_WHAT IS ASKED_: Locate all lines in the data below that hold "split" and show them.

* BEGIN MATERIAL FOR THE TASK *

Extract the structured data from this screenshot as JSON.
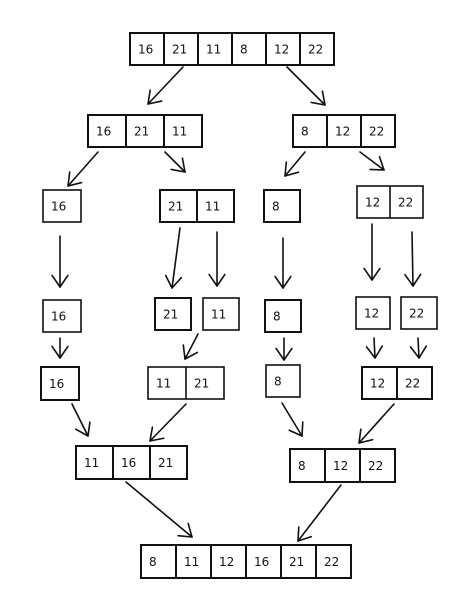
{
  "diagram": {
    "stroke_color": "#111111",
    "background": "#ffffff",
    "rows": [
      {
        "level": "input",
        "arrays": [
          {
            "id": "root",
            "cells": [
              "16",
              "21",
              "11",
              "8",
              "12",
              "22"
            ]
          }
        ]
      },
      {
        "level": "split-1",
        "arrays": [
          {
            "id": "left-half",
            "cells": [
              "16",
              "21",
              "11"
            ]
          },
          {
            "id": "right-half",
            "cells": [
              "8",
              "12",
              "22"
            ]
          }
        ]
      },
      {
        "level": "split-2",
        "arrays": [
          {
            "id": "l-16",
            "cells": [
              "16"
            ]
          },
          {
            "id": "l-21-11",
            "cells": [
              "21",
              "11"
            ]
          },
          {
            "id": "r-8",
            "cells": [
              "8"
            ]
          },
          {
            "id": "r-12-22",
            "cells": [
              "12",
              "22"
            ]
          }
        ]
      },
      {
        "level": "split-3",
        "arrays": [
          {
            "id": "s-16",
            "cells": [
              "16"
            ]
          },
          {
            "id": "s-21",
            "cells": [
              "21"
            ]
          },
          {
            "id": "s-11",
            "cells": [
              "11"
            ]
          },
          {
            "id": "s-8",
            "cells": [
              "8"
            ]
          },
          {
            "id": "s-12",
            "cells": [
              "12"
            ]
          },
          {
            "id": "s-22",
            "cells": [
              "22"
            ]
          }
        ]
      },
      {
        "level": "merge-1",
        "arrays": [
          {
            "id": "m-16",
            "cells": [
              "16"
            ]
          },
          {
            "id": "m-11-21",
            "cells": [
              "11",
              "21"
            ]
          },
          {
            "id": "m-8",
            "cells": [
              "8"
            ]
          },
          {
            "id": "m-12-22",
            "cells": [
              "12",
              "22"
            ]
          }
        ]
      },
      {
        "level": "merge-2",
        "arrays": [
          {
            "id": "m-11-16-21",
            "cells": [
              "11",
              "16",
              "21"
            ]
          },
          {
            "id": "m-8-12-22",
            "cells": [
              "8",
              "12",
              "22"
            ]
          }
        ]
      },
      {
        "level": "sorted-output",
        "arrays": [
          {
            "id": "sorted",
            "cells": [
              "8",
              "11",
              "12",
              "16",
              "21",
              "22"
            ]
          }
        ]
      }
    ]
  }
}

* END MATERIAL FOR THE TASK *

_ANSWER TO THIS EXERCISE_:
        "level": "split-1",
        "level": "split-2",
        "level": "split-3",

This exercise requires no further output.